[BEGIN Provided data]
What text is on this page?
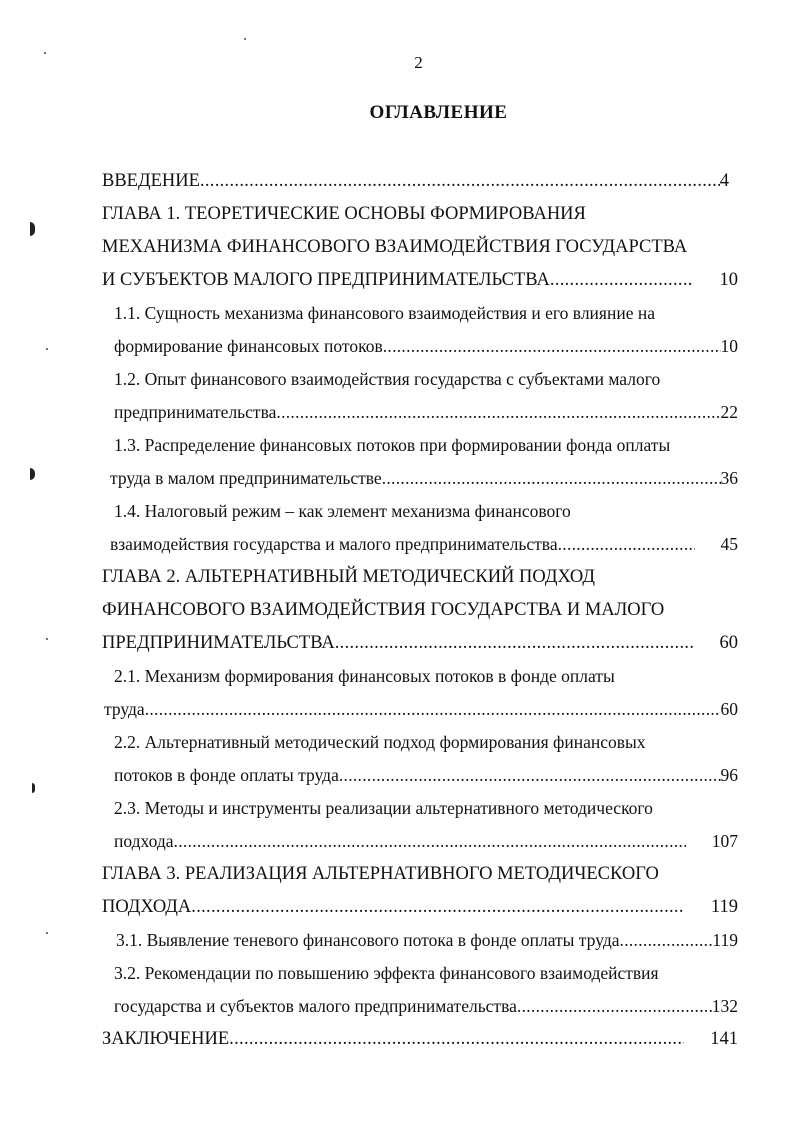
2
ОГЛАВЛЕНИЕ
ВВЕДЕНИЕ .....	4
ГЛАВА 1. ТЕОРЕТИЧЕСКИЕ ОСНОВЫ ФОРМИРОВАНИЯ
МЕХАНИЗМА ФИНАНСОВОГО ВЗАИМОДЕЙСТВИЯ ГОСУДАРСТВА
И СУБЪЕКТОВ МАЛОГО ПРЕДПРИНИМАТЕЛЬСТВА .....	10
1.1. Сущность механизма финансового взаимодействия и его влияние на
формирование финансовых потоков .....	10
1.2. Опыт финансового взаимодействия государства с субъектами малого
предпринимательства .....	22
1.3. Распределение финансовых потоков при формировании фонда оплаты
труда в малом предпринимательстве .....	36
1.4. Налоговый режим – как элемент механизма финансового
взаимодействия государства и малого предпринимательства .....	45
ГЛАВА 2. АЛЬТЕРНАТИВНЫЙ МЕТОДИЧЕСКИЙ ПОДХОД
ФИНАНСОВОГО ВЗАИМОДЕЙСТВИЯ ГОСУДАРСТВА И МАЛОГО
ПРЕДПРИНИМАТЕЛЬСТВА .....	60
2.1. Механизм формирования финансовых потоков в фонде оплаты
труда .....	60
2.2. Альтернативный методический подход формирования финансовых
потоков в фонде оплаты труда .....	96
2.3. Методы и инструменты реализации альтернативного методического
подхода .....	107
ГЛАВА 3. РЕАЛИЗАЦИЯ АЛЬТЕРНАТИВНОГО МЕТОДИЧЕСКОГО
ПОДХОДА .....	119
3.1. Выявление теневого финансового потока в фонде оплаты труда .....	119
3.2. Рекомендации по повышению эффекта финансового взаимодействия
государства и субъектов малого предпринимательства .....	132
ЗАКЛЮЧЕНИЕ .....	141
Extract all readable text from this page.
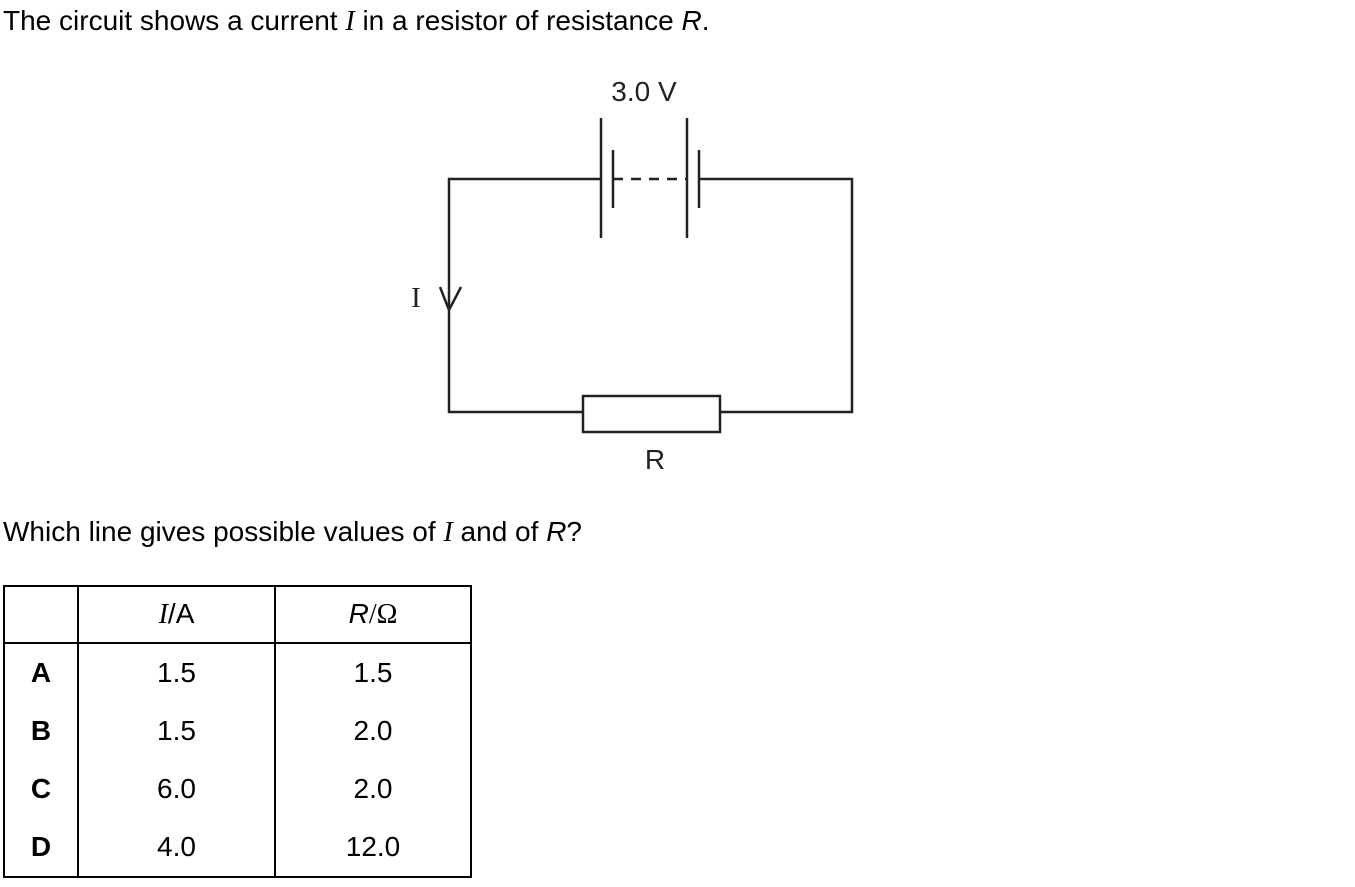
The circuit shows a current I in a resistor of resistance R.
3.0 V
I
R
Which line gives possible values of I and of R?
	I/A	R/Ω
A	1.5	1.5
B	1.5	2.0
C	6.0	2.0
D	4.0	12.0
[END Provided data]
Above are some records. Report the number of their lines that include "финансовых", and add nothing else.

4